→ **Requirement 1**: From the page on Go mutex internals, reproduce the passage that begins at the words "Writing custom synchronisation" and ends after the words "the OS-specific primitives.".
→ **Requirement 2**: According to the page on Go mutex internals, how many bits of the mutex state word hold the number of waiters?

→ **Article**:
## start

Mutexes — Professional Level¶

Table of Contents¶

Introduction
Anatomy of sync.Mutex
The State Word: Bits and Their Meaning
Lock Path: Fast, Slow, Park
Unlock Path: Hand-off and Wakeup
Normal vs Starvation Mode
RWMutex Internals
semacquire and the Sudog Treap
Why No Reentrancy
OS-Level Primitives: futex, ulock
Memory-Model Effects of Lock/Unlock
Worst-Case Behaviour and Pathologies
Summary

Introduction¶

This file is the runtime view. We open runtime/sema.go, sync/mutex.go, and sync/rwmutex.go and walk through what actually happens when you call Lock. None of this is required to use mutexes correctly; all of it helps when:

Reading mutex profiles whose call stacks dive into runtime functions.
Designing very-low-latency code where every nanosecond counts.
Debugging hangs that look like deadlocks but are actually starvation.
Writing custom synchronisation primitives.

References: - src/sync/mutex.go — the mutex itself, ~250 lines. - src/sync/rwmutex.go — the RW mutex. - src/runtime/sema.go — semaphore-based parking, used by Mutex/RWMutex/WaitGroup. - src/runtime/lock_futex.go / lock_sema.go — the OS-specific primitives.

Anatomy of `sync.Mutex`¶

// src/sync/mutex.go
type Mutex struct {
    state int32
    sema  uint32
}

That is the entire data structure. Two 32-bit fields — total size 8 bytes (depending on alignment).

state is a packed bitfield: locked, woken, starving, plus a count of waiting goroutines.
sema is a runtime semaphore handle, used to park goroutines that are waiting.

There is no constructor. The zero value is unlocked, no waiters, normal mode, sema unallocated. Lock's first call may lazily initialise the sema.

The State Word: Bits and Their Meaning¶

The 32-bit state is interpreted as:

 31                                                 3 2 1 0
+-----------------------------------------------------+-+-+-+
| number of waiters (29 bits)                         |S|W|L|
+-----------------------------------------------------+-+-+-+
   L = mutexLocked      bit 0   -- 1 if locked
   W = mutexWoken       bit 1   -- 1 if a waiter has been signalled
   S = mutexStarving    bit 2   -- 1 if the mutex is in starvation mode
   waiters count = state >> 3

Constants in sync/mutex.go:

const (
    mutexLocked      = 1 << iota // 1
    mutexWoken                   // 2
    mutexStarving                // 4
    mutexWaiterShift = iota      // 3
)

To increase the waiter count by 1: atomic.AddInt32(&m.state, 1<<mutexWaiterShift).

The choice of packing all this state into one word is critical: it lets Lock and Unlock use a single CAS in the fast path.

`Lock` Path: Fast, Slow, Park¶

Fast path (uncontended)¶

func (m *Mutex) Lock() {
    if atomic.CompareAndSwapInt32(&m.state, 0, mutexLocked) {
        return
    }
    m.lockSlow()
}

Single CAS. Cost: ~25ns on x86-64. This is the common case under low contention.

## end

→ **Data provided**:
## start

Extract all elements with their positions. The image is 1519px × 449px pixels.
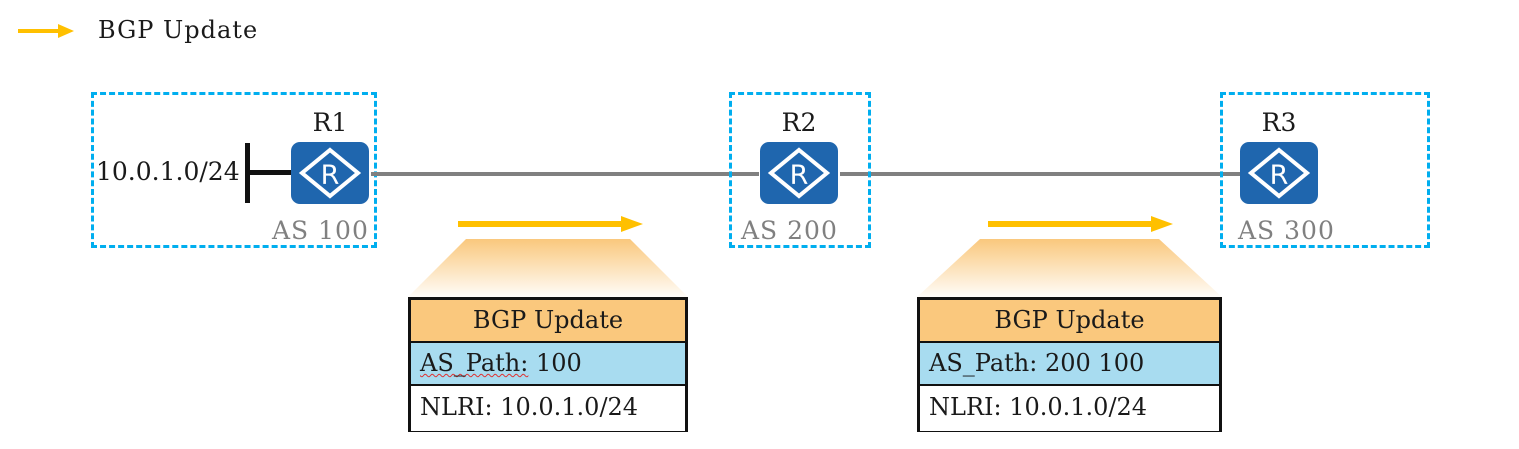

## end

→ **Exercise result 1**:
Writing custom synchronisation primitives.

References: - src/sync/mutex.go — the mutex itself, ~250 lines. - src/sync/rwmutex.go — the RW mutex. - src/runtime/sema.go — semaphore-based parking, used by Mutex/RWMutex/WaitGroup. - src/runtime/lock_futex.go / lock_sema.go — the OS-specific primitives.

→ **Exercise result 2**: 29 bits.